Records contained in a dataset
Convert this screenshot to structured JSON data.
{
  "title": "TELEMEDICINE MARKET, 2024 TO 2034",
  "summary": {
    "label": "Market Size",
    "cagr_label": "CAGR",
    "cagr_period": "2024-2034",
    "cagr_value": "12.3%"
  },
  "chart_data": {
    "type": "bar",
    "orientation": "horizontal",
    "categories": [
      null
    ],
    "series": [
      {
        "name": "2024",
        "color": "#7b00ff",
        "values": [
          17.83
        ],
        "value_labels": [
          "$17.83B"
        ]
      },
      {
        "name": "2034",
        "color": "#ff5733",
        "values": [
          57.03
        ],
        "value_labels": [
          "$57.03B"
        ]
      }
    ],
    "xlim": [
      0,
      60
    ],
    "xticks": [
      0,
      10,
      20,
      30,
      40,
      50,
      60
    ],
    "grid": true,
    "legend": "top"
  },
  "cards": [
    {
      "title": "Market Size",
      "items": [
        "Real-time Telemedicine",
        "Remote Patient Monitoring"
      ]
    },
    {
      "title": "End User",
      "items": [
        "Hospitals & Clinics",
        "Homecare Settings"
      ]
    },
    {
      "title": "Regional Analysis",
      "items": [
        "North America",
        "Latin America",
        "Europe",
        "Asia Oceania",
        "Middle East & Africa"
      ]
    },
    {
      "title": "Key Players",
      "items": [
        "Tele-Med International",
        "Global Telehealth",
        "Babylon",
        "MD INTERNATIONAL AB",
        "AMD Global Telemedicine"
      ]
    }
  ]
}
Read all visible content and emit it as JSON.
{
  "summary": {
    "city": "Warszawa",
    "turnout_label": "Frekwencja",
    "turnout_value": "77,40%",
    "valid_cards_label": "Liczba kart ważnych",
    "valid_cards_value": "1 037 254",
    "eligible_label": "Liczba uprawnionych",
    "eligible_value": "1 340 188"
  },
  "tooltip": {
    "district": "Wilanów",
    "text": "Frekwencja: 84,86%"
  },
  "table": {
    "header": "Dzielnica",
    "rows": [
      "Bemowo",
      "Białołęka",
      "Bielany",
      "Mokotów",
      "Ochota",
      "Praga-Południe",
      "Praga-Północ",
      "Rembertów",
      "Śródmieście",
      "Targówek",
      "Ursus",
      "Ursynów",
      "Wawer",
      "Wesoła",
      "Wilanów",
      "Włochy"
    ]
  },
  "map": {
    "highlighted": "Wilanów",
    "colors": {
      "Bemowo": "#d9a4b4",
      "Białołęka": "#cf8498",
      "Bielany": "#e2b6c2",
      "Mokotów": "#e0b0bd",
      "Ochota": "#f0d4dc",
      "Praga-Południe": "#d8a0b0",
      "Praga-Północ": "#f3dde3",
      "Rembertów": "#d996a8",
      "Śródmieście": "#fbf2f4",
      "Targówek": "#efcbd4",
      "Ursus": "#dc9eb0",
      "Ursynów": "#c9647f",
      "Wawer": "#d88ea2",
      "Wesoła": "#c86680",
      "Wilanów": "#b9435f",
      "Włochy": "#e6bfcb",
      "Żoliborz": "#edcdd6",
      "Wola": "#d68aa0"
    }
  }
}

=== EXERCISE AIM ===
Restate all of the entries exactly, please.

=== WRITTEN RESPONSE ===
Convert this screenshot to structured JSON data.
{
  "title": "TELEMEDICINE MARKET, 2024 TO 2034",
  "summary": {
    "label": "Market Size",
    "cagr_label": "CAGR",
    "cagr_period": "2024-2034",
    "cagr_value": "12.3%"
  },
  "chart_data": {
    "type": "bar",
    "orientation": "horizontal",
    "categories": [
      null
    ],
    "series": [
      {
        "name": "2024",
        "color": "#7b00ff",
        "values": [
          17.83
        ],
        "value_labels": [
          "$17.83B"
        ]
      },
      {
        "name": "2034",
        "color": "#ff5733",
        "values": [
          57.03
        ],
        "value_labels": [
          "$57.03B"
        ]
      }
    ],
    "xlim": [
      0,
      60
    ],
    "xticks": [
      0,
      10,
      20,
      30,
      40,
      50,
      60
    ],
    "grid": true,
    "legend": "top"
  },
  "cards": [
    {
      "title": "Market Size",
      "items": [
        "Real-time Telemedicine",
        "Remote Patient Monitoring"
      ]
    },
    {
      "title": "End User",
      "items": [
        "Hospitals & Clinics",
        "Homecare Settings"
      ]
    },
    {
      "title": "Regional Analysis",
      "items": [
        "North America",
        "Latin America",
        "Europe",
        "Asia Oceania",
        "Middle East & Africa"
      ]
    },
    {
      "title": "Key Players",
      "items": [
        "Tele-Med International",
        "Global Telehealth",
        "Babylon",
        "MD INTERNATIONAL AB",
        "AMD Global Telemedicine"
      ]
    }
  ]
}
Read all visible content and emit it as JSON.
{
  "summary": {
    "city": "Warszawa",
    "turnout_label": "Frekwencja",
    "turnout_value": "77,40%",
    "valid_cards_label": "Liczba kart ważnych",
    "valid_cards_value": "1 037 254",
    "eligible_label": "Liczba uprawnionych",
    "eligible_value": "1 340 188"
  },
  "tooltip": {
    "district": "Wilanów",
    "text": "Frekwencja: 84,86%"
  },
  "table": {
    "header": "Dzielnica",
    "rows": [
      "Bemowo",
      "Białołęka",
      "Bielany",
      "Mokotów",
      "Ochota",
      "Praga-Południe",
      "Praga-Północ",
      "Rembertów",
      "Śródmieście",
      "Targówek",
      "Ursus",
      "Ursynów",
      "Wawer",
      "Wesoła",
      "Wilanów",
      "Włochy"
    ]
  },
  "map": {
    "highlighted": "Wilanów",
    "colors": {
      "Bemowo": "#d9a4b4",
      "Białołęka": "#cf8498",
      "Bielany": "#e2b6c2",
      "Mokotów": "#e0b0bd",
      "Ochota": "#f0d4dc",
      "Praga-Południe": "#d8a0b0",
      "Praga-Północ": "#f3dde3",
      "Rembertów": "#d996a8",
      "Śródmieście": "#fbf2f4",
      "Targówek": "#efcbd4",
      "Ursus": "#dc9eb0",
      "Ursynów": "#c9647f",
      "Wawer": "#d88ea2",
      "Wesoła": "#c86680",
      "Wilanów": "#b9435f",
      "Włochy": "#e6bfcb",
      "Żoliborz": "#edcdd6",
      "Wola": "#d68aa0"
    }
  }
}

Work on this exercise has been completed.